## [EXERCISE AIM]
Return each item below unchanged, line for line, and omit the pictures from your answer.

## [DATASET CONTENT]
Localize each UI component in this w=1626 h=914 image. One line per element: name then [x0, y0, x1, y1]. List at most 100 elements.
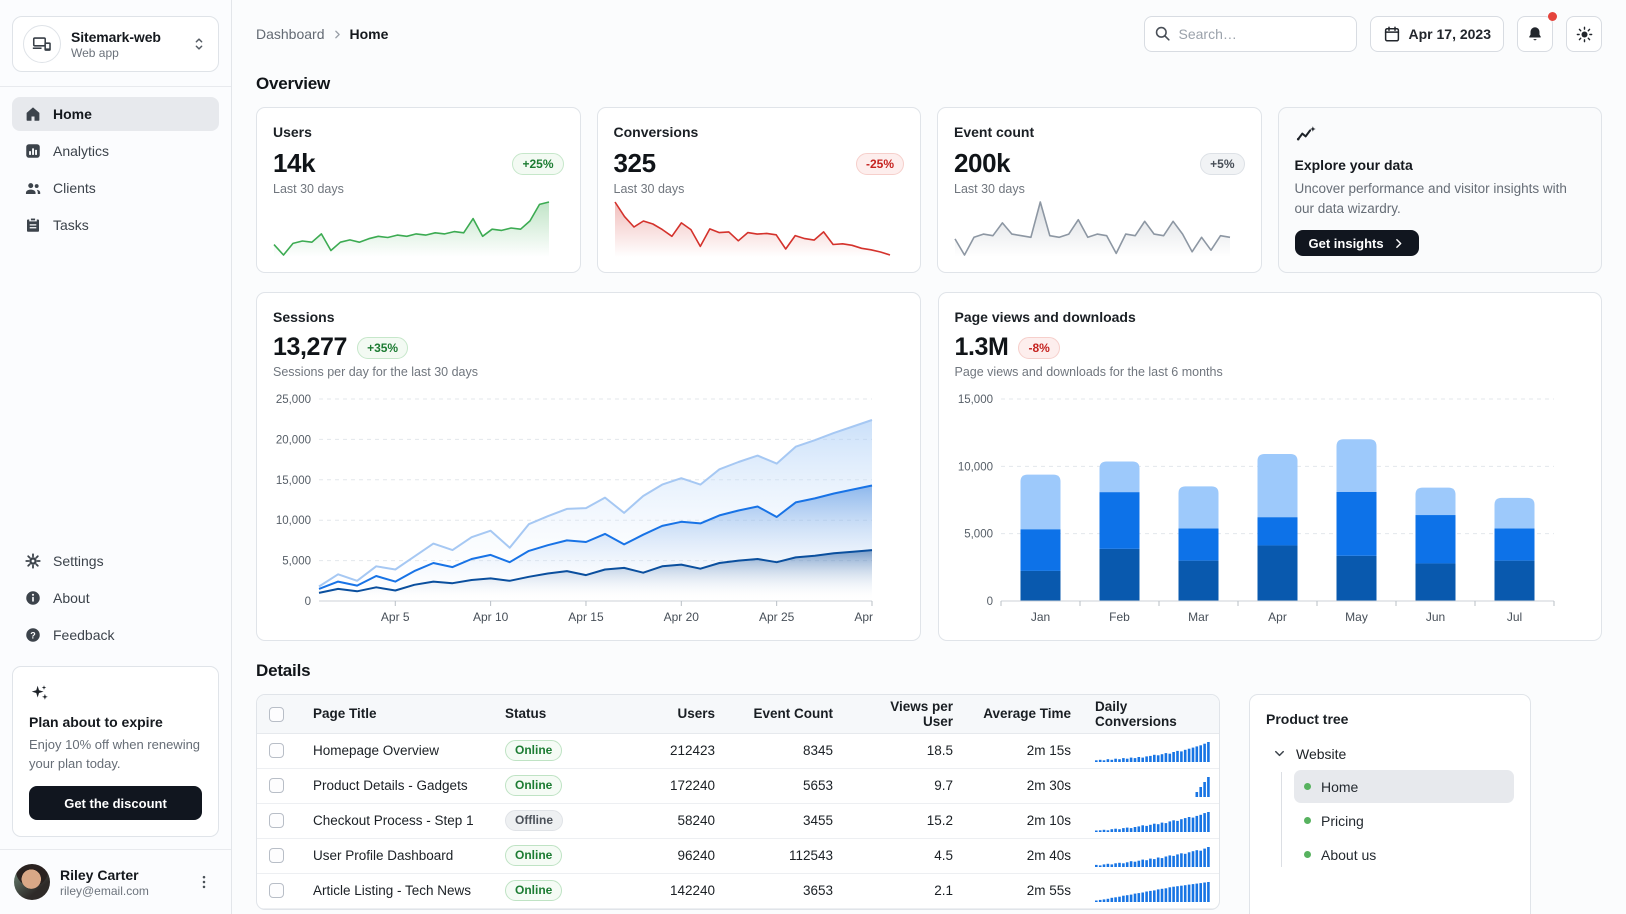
column-header-users[interactable]: Users [613, 695, 727, 734]
search-input[interactable] [1143, 16, 1357, 52]
sidebar-item-settings[interactable]: Settings [12, 544, 219, 578]
sessions-caption: Sessions per day for the last 30 days [273, 365, 478, 379]
notification-badge [1548, 12, 1557, 21]
workspace-selector[interactable]: Sitemark-web Web app [12, 16, 219, 72]
breadcrumb-dashboard[interactable]: Dashboard [256, 26, 325, 42]
svg-text:5,000: 5,000 [964, 529, 993, 541]
status-cell: Offline [493, 803, 613, 839]
users-cell: 58240 [613, 803, 727, 839]
svg-text:Jun: Jun [1425, 610, 1444, 624]
info-icon [24, 589, 42, 607]
svg-text:15,000: 15,000 [276, 475, 311, 487]
plan-expire-body: Enjoy 10% off when renewing your plan to… [29, 737, 201, 772]
theme-toggle-button[interactable] [1566, 16, 1602, 52]
events-sparkline [954, 201, 1231, 257]
average-time-cell: 2m 40s [965, 838, 1083, 874]
stat-card-value-row: 14k +25% [273, 148, 564, 179]
sidebar-item-about[interactable]: About [12, 581, 219, 615]
user-options-button[interactable] [191, 869, 217, 895]
row-checkbox[interactable] [269, 883, 284, 899]
column-header-average-time[interactable]: Average Time [965, 695, 1083, 734]
tree-item-about-us[interactable]: About us [1294, 838, 1514, 871]
sidebar-item-label: Clients [53, 180, 96, 196]
stat-card-value: 200k [954, 148, 1011, 178]
event-count-cell: 5653 [727, 768, 845, 804]
svg-text:Apr 10: Apr 10 [473, 610, 509, 624]
status-cell: Online [493, 733, 613, 769]
average-time-cell: 2m 15s [965, 733, 1083, 769]
daily-conversions-sparkline [1095, 741, 1210, 762]
daily-conversions-cell [1083, 768, 1219, 804]
select-all-header [257, 695, 301, 734]
get-insights-button[interactable]: Get insights [1294, 230, 1419, 256]
date-picker-button[interactable]: Apr 17, 2023 [1369, 16, 1504, 52]
topbar: Dashboard Home Apr 17, 2023 [256, 12, 1602, 54]
svg-text:0: 0 [305, 596, 311, 608]
dots-vertical-icon [202, 875, 206, 889]
select-all-checkbox[interactable] [269, 706, 284, 722]
sidebar-item-label: Analytics [53, 143, 110, 159]
sidebar-item-clients[interactable]: Clients [12, 171, 219, 205]
row-checkbox[interactable] [269, 778, 284, 794]
user-email: riley@email.com [60, 883, 149, 898]
notifications-button[interactable] [1517, 16, 1553, 52]
trend-badge: +5% [1200, 152, 1245, 175]
svg-text:25,000: 25,000 [276, 394, 311, 406]
tasks-icon [24, 216, 42, 234]
status-badge: Online [505, 740, 563, 761]
svg-text:Mar: Mar [1188, 610, 1209, 624]
stat-card-title: Event count [954, 124, 1035, 140]
table-row: Homepage Overview Online 212423 8345 18.5 2m … [257, 733, 1219, 769]
insights-icon [1295, 124, 1586, 149]
analytics-icon [24, 142, 42, 160]
avatar [14, 864, 50, 900]
tree-item-website[interactable]: Website [1266, 737, 1514, 770]
column-header-status[interactable]: Status [493, 695, 613, 734]
clients-icon [24, 179, 42, 197]
users-sparkline [273, 201, 550, 257]
stat-card-title: Conversions [613, 124, 699, 140]
tree-item-pricing[interactable]: Pricing [1294, 804, 1514, 837]
tree-item-home[interactable]: Home [1294, 770, 1514, 803]
status-badge: Online [505, 880, 563, 901]
sessions-trend-badge: +35% [357, 336, 409, 359]
stat-card-event-count: Event count 200k +5% Last 30 days [937, 107, 1262, 273]
pageviews-card: Page views and downloads 1.3M -8% Page v… [937, 292, 1602, 641]
charts-row: Sessions 13,277 +35% Sessions per day fo… [256, 292, 1602, 641]
status-cell: Online [493, 838, 613, 874]
sidebar-item-home[interactable]: Home [12, 97, 219, 131]
column-header-daily-conversions[interactable]: Daily Conversions [1083, 695, 1219, 734]
devices-icon [23, 25, 61, 63]
users-cell: 172240 [613, 768, 727, 804]
svg-text:?: ? [30, 631, 36, 641]
product-tree: Website Home Pricing About us [1266, 737, 1514, 871]
daily-conversions-cell [1083, 733, 1219, 769]
stat-sparkline [613, 196, 905, 261]
home-icon [24, 105, 42, 123]
status-cell: Online [493, 873, 613, 909]
settings-icon [24, 552, 42, 570]
pageviews-value: 1.3M [954, 333, 1009, 361]
views-per-user-cell: 4.5 [845, 838, 965, 874]
get-discount-button[interactable]: Get the discount [29, 786, 202, 820]
stat-card-value-row: 200k +5% [954, 148, 1245, 179]
checkbox-cell [257, 733, 301, 769]
row-checkbox[interactable] [269, 743, 284, 759]
tree-item-label: Website [1296, 745, 1347, 762]
workspace-type: Web app [71, 45, 119, 60]
column-header-views-per-user[interactable]: Views per User [845, 695, 965, 734]
sidebar-item-tasks[interactable]: Tasks [12, 208, 219, 242]
sidebar-item-analytics[interactable]: Analytics [12, 134, 219, 168]
column-header-event-count[interactable]: Event Count [727, 695, 845, 734]
row-checkbox[interactable] [269, 848, 284, 864]
svg-text:Apr 20: Apr 20 [664, 610, 700, 624]
svg-text:Apr 25: Apr 25 [759, 610, 795, 624]
status-badge: Offline [505, 810, 563, 831]
sidebar-item-feedback[interactable]: ? Feedback [12, 618, 219, 652]
column-header-page-title[interactable]: Page Title [301, 695, 493, 734]
sidebar-menu: Home Analytics Clients Tasks [12, 97, 219, 242]
event-count-cell: 3653 [727, 873, 845, 909]
status-cell: Online [493, 768, 613, 804]
row-checkbox[interactable] [269, 813, 284, 829]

## [PROBLEM SOLUTION]
Localize each UI component in this w=1626 h=914 image. One line per element: name then [x0, y0, x1, y1]. List at most 100 elements.
column-header-users[interactable]: Users [613, 695, 727, 734]
search-input[interactable] [1143, 16, 1357, 52]
sidebar-item-settings[interactable]: Settings [12, 544, 219, 578]
sessions-caption: Sessions per day for the last 30 days [273, 365, 478, 379]
notification-badge [1548, 12, 1557, 21]
workspace-selector[interactable]: Sitemark-web Web app [12, 16, 219, 72]
breadcrumb-dashboard[interactable]: Dashboard [256, 26, 325, 42]
svg-text:5,000: 5,000 [964, 529, 993, 541]
status-cell: Offline [493, 803, 613, 839]
users-cell: 58240 [613, 803, 727, 839]
svg-text:Jun: Jun [1425, 610, 1444, 624]
info-icon [24, 589, 42, 607]
svg-text:15,000: 15,000 [276, 475, 311, 487]
plan-expire-body: Enjoy 10% off when renewing your plan to… [29, 737, 201, 772]
theme-toggle-button[interactable] [1566, 16, 1602, 52]
events-sparkline [954, 201, 1231, 257]
average-time-cell: 2m 40s [965, 838, 1083, 874]
stat-card-value-row: 14k +25% [273, 148, 564, 179]
sidebar-item-about[interactable]: About [12, 581, 219, 615]
user-options-button[interactable] [191, 869, 217, 895]
row-checkbox[interactable] [269, 883, 284, 899]
column-header-average-time[interactable]: Average Time [965, 695, 1083, 734]
tree-item-about-us[interactable]: About us [1294, 838, 1514, 871]
sidebar-item-label: Clients [53, 180, 96, 196]
stat-card-value: 200k [954, 148, 1011, 178]
event-count-cell: 5653 [727, 768, 845, 804]
svg-text:Apr 10: Apr 10 [473, 610, 509, 624]
status-cell: Online [493, 733, 613, 769]
average-time-cell: 2m 15s [965, 733, 1083, 769]
daily-conversions-sparkline [1095, 741, 1210, 762]
daily-conversions-cell [1083, 768, 1219, 804]
select-all-header [257, 695, 301, 734]
get-insights-button[interactable]: Get insights [1294, 230, 1419, 256]
date-picker-button[interactable]: Apr 17, 2023 [1369, 16, 1504, 52]
topbar: Dashboard Home Apr 17, 2023 [256, 12, 1602, 54]
svg-text:0: 0 [305, 596, 311, 608]
dots-vertical-icon [202, 875, 206, 889]
select-all-checkbox[interactable] [269, 706, 284, 722]
sidebar-item-label: Analytics [53, 143, 110, 159]
sidebar-item-clients[interactable]: Clients [12, 171, 219, 205]
row-checkbox[interactable] [269, 778, 284, 794]
user-email: riley@email.com [60, 883, 149, 898]
notifications-button[interactable] [1517, 16, 1553, 52]
trend-badge: +5% [1200, 152, 1245, 175]
svg-text:25,000: 25,000 [276, 394, 311, 406]
tasks-icon [24, 216, 42, 234]
status-badge: Online [505, 740, 563, 761]
svg-text:Mar: Mar [1188, 610, 1209, 624]
stat-card-title: Event count [954, 124, 1035, 140]
table-row: Homepage Overview Online 212423 8345 18.5 2m … [257, 733, 1219, 769]
insights-icon [1295, 124, 1586, 149]
analytics-icon [24, 142, 42, 160]
avatar [14, 864, 50, 900]
tree-item-website[interactable]: Website [1266, 737, 1514, 770]
column-header-status[interactable]: Status [493, 695, 613, 734]
clients-icon [24, 179, 42, 197]
users-sparkline [273, 201, 550, 257]
stat-card-title: Conversions [613, 124, 699, 140]
tree-item-pricing[interactable]: Pricing [1294, 804, 1514, 837]
tree-item-home[interactable]: Home [1294, 770, 1514, 803]
status-badge: Online [505, 880, 563, 901]
sessions-trend-badge: +35% [357, 336, 409, 359]
stat-card-event-count: Event count 200k +5% Last 30 days [937, 107, 1262, 273]
pageviews-card: Page views and downloads 1.3M -8% Page v… [937, 292, 1602, 641]
charts-row: Sessions 13,277 +35% Sessions per day fo… [256, 292, 1602, 641]
status-cell: Online [493, 838, 613, 874]
sidebar-item-home[interactable]: Home [12, 97, 219, 131]
column-header-daily-conversions[interactable]: Daily Conversions [1083, 695, 1219, 734]
devices-icon [23, 25, 61, 63]
users-cell: 172240 [613, 768, 727, 804]
svg-text:?: ? [30, 631, 36, 641]
product-tree: Website Home Pricing About us [1266, 737, 1514, 871]
daily-conversions-cell [1083, 733, 1219, 769]
stat-sparkline [613, 196, 905, 261]
home-icon [24, 105, 42, 123]
status-cell: Online [493, 873, 613, 909]
settings-icon [24, 552, 42, 570]
pageviews-value: 1.3M [954, 333, 1009, 361]
views-per-user-cell: 4.5 [845, 838, 965, 874]
get-discount-button[interactable]: Get the discount [29, 786, 202, 820]
stat-card-value-row: 200k +5% [954, 148, 1245, 179]
checkbox-cell [257, 733, 301, 769]
row-checkbox[interactable] [269, 743, 284, 759]
tree-item-label: Website [1296, 745, 1347, 762]
workspace-type: Web app [71, 45, 119, 60]
column-header-views-per-user[interactable]: Views per User [845, 695, 965, 734]
sidebar-item-tasks[interactable]: Tasks [12, 208, 219, 242]
sidebar-item-analytics[interactable]: Analytics [12, 134, 219, 168]
column-header-event-count[interactable]: Event Count [727, 695, 845, 734]
row-checkbox[interactable] [269, 848, 284, 864]
svg-text:Apr 20: Apr 20 [664, 610, 700, 624]
svg-text:Apr 25: Apr 25 [759, 610, 795, 624]
status-badge: Offline [505, 810, 563, 831]
sidebar-item-feedback[interactable]: ? Feedback [12, 618, 219, 652]
column-header-page-title[interactable]: Page Title [301, 695, 493, 734]
sidebar-menu: Home Analytics Clients Tasks [12, 97, 219, 242]
event-count-cell: 3653 [727, 873, 845, 909]
status-cell: Online [493, 768, 613, 804]
row-checkbox[interactable] [269, 813, 284, 829]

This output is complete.